Where the data below has the string "funding", return the whole line.

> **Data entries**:
-.-.-
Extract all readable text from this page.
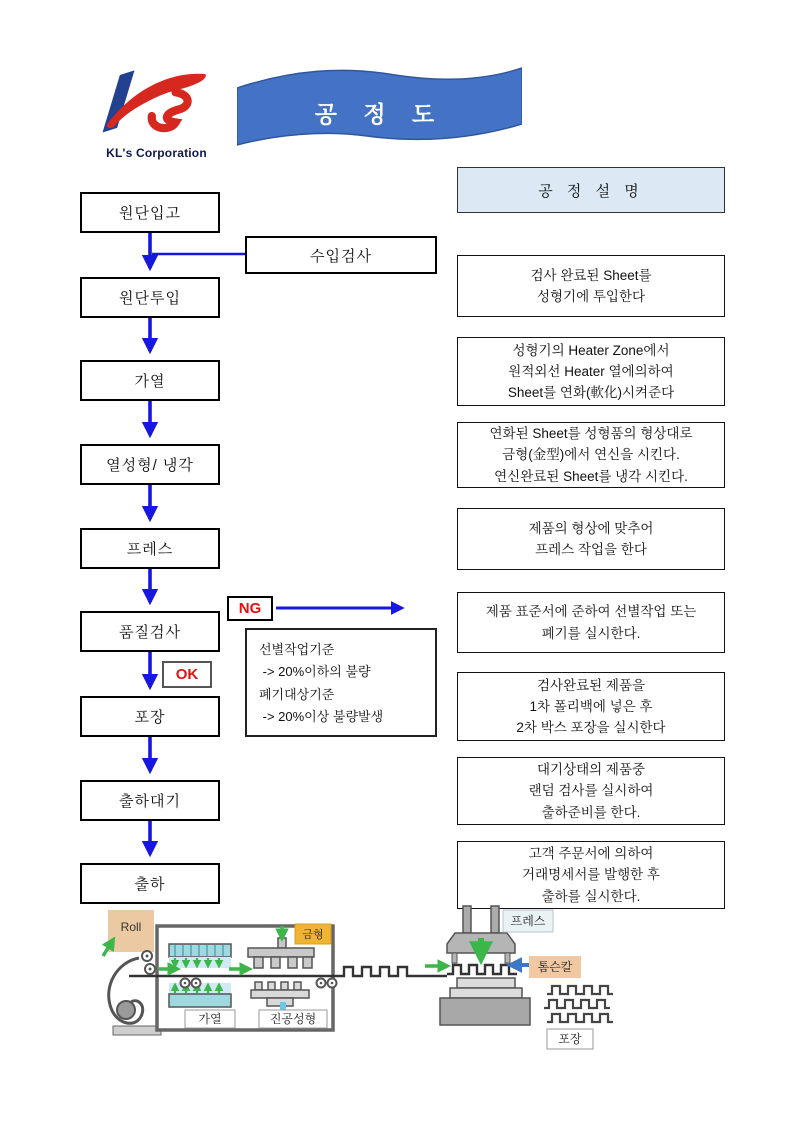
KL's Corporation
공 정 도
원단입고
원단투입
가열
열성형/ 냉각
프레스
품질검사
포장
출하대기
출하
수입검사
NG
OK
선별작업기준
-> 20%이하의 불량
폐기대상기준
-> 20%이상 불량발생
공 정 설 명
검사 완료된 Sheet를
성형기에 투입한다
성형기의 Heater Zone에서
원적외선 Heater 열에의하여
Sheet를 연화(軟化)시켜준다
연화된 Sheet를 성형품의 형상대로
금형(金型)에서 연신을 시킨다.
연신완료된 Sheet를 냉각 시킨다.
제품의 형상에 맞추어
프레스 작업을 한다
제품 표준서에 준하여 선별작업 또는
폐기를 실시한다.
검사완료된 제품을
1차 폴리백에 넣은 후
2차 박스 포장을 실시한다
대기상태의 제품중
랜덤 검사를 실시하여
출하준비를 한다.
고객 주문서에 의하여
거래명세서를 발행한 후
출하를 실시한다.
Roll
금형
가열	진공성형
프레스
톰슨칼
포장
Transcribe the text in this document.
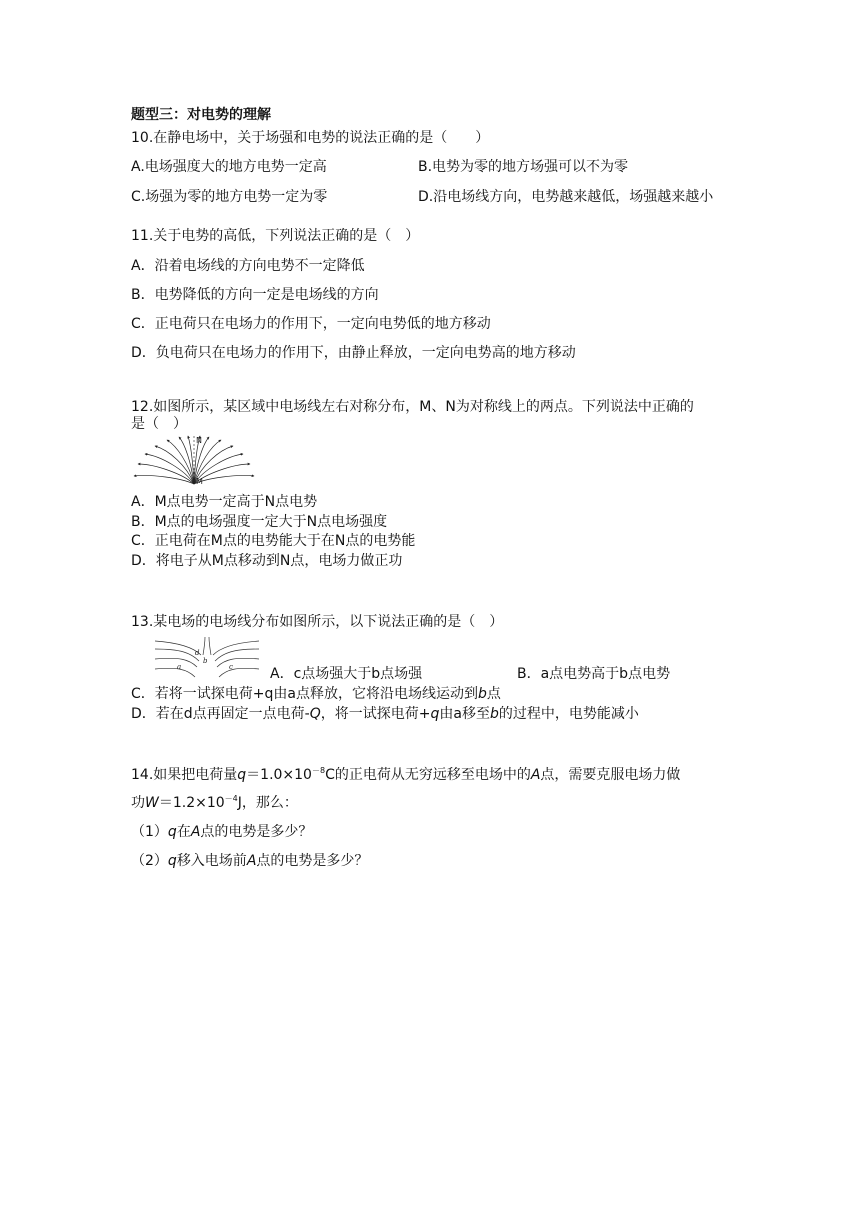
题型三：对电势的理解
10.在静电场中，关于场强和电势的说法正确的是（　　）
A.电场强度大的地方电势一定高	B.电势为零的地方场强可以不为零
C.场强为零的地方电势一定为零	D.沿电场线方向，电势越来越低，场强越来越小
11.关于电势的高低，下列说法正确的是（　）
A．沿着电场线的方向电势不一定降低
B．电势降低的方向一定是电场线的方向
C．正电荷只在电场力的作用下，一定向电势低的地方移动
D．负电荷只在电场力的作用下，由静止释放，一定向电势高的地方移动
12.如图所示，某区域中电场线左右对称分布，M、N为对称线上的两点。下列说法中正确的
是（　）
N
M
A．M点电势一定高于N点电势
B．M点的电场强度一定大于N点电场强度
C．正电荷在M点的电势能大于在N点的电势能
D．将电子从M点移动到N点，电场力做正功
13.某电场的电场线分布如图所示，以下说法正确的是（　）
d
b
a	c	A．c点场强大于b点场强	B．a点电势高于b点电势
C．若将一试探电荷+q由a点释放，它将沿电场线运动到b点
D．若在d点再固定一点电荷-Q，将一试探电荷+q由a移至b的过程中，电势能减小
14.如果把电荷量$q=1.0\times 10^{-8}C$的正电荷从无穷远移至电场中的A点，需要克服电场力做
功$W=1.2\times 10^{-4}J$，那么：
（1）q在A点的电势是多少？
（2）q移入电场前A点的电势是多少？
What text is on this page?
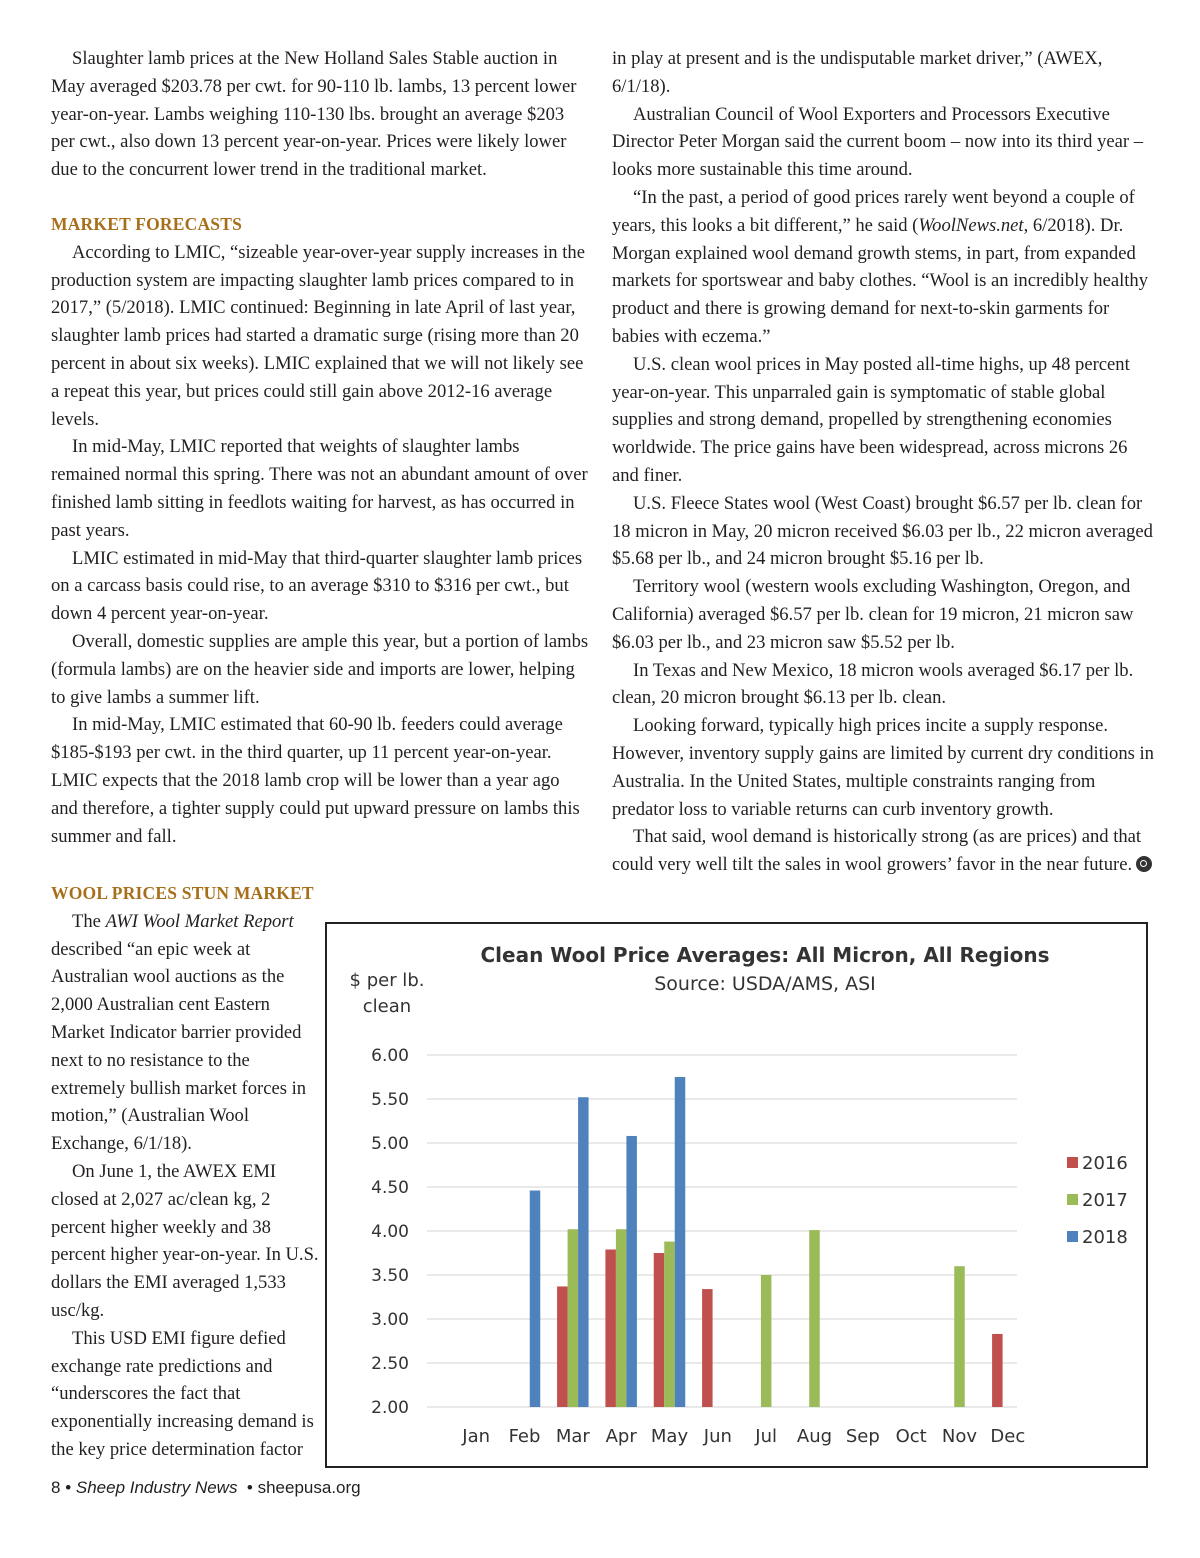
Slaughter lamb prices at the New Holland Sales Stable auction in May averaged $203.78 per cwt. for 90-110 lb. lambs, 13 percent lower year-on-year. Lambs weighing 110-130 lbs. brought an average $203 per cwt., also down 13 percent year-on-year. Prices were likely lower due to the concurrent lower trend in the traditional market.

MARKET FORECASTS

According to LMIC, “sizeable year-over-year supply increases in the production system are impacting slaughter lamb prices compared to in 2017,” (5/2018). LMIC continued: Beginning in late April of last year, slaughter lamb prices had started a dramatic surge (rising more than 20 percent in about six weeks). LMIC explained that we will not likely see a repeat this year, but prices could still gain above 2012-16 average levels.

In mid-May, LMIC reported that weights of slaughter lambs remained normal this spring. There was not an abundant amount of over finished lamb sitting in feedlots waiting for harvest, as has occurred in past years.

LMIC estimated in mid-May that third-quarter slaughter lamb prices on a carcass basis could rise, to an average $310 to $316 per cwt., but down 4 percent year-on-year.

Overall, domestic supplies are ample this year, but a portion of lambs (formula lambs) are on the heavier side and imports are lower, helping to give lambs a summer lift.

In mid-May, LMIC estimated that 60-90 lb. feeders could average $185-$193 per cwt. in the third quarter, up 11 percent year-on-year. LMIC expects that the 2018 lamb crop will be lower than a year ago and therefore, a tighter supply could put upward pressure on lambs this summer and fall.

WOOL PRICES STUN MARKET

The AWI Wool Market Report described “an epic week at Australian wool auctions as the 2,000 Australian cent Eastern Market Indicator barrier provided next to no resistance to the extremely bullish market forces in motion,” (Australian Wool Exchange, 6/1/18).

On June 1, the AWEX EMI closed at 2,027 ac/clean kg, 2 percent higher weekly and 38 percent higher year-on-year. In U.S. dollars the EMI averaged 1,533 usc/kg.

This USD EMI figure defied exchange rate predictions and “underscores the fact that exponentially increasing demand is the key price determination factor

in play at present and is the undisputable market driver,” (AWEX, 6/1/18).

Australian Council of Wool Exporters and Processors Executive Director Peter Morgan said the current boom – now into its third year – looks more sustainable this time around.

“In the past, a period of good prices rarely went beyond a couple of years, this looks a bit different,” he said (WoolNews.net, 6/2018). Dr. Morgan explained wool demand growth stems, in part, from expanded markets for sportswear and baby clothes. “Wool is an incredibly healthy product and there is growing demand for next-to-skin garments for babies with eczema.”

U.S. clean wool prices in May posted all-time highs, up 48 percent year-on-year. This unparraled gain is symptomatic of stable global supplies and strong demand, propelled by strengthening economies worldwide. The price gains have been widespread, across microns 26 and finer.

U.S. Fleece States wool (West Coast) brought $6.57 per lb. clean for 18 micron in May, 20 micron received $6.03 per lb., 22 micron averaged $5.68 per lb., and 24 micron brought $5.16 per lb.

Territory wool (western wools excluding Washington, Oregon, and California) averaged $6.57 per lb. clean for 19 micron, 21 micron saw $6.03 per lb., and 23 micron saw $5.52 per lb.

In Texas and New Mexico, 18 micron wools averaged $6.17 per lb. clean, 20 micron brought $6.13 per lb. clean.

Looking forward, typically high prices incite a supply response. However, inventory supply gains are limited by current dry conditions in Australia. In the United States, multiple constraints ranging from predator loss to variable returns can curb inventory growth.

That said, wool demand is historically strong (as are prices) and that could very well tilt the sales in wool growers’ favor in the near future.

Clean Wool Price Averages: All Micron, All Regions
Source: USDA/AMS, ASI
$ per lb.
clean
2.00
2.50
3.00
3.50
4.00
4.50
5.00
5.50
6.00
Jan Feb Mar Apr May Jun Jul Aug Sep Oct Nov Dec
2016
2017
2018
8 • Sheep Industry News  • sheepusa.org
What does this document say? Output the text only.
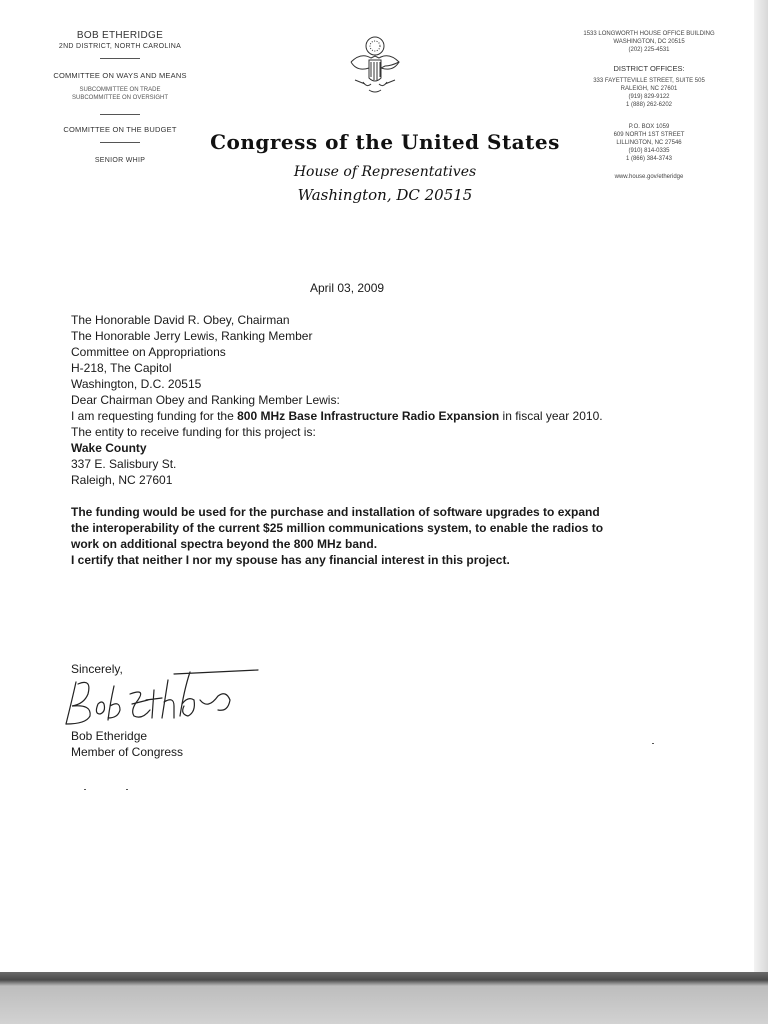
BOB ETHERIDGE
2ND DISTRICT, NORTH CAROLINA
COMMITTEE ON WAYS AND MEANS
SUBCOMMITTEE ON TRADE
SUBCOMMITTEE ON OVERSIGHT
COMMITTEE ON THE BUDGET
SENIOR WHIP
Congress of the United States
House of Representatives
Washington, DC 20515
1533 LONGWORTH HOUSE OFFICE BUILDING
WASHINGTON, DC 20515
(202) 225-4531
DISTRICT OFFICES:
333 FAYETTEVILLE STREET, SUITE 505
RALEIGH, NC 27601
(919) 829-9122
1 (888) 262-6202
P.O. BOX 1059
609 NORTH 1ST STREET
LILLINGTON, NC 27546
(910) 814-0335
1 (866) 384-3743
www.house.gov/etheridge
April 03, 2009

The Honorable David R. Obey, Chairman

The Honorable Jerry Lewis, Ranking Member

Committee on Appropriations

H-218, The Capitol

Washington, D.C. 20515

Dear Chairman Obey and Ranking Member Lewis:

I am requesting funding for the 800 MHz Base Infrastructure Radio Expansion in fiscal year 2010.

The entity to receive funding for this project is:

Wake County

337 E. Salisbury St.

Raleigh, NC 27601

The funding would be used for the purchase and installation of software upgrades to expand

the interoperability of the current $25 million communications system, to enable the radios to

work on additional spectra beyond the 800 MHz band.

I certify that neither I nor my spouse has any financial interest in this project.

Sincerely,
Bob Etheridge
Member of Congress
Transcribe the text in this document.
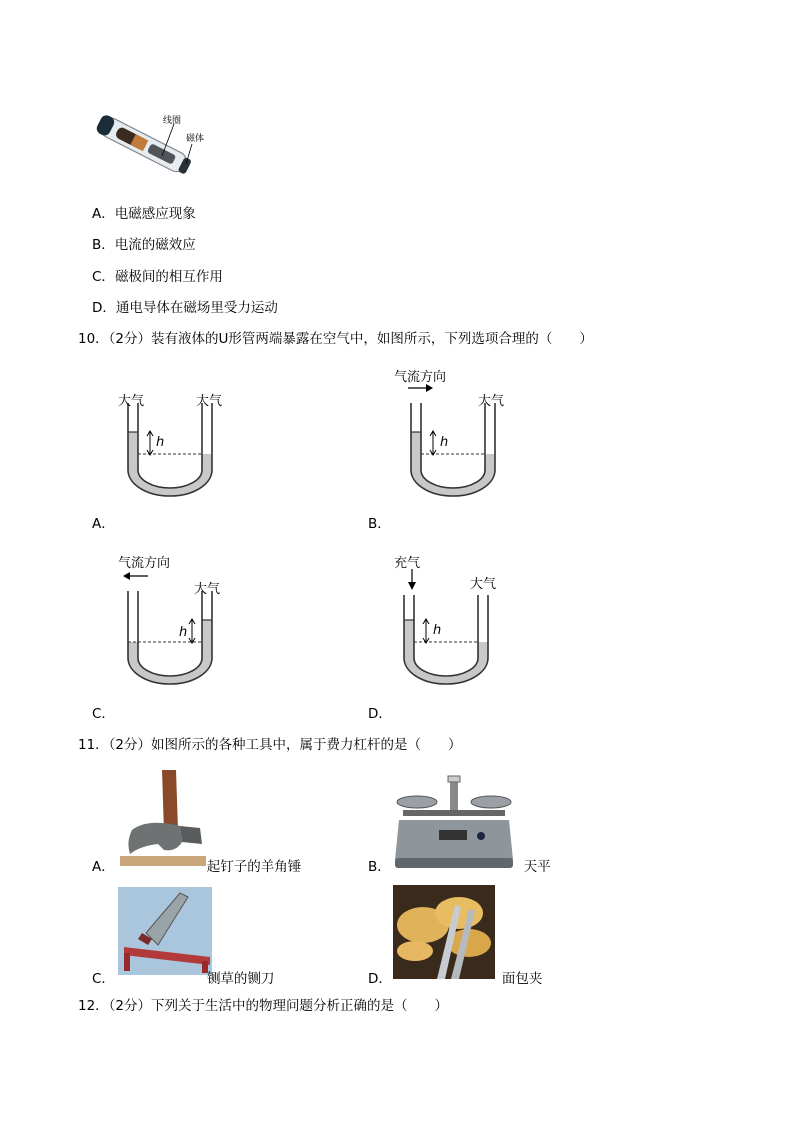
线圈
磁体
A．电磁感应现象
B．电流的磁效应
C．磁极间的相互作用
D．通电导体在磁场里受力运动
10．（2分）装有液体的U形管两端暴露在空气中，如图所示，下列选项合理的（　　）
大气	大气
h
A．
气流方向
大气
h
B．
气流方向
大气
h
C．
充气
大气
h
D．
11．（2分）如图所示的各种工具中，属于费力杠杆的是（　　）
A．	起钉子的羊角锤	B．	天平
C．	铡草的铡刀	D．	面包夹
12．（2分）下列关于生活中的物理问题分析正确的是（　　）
-.-.-
> **Task response**:
I am requesting funding for the 800 MHz Base Infrastructure Radio Expansion in fiscal year 2010.
The entity to receive funding for this project is:
The funding would be used for the purchase and installation of software upgrades to expand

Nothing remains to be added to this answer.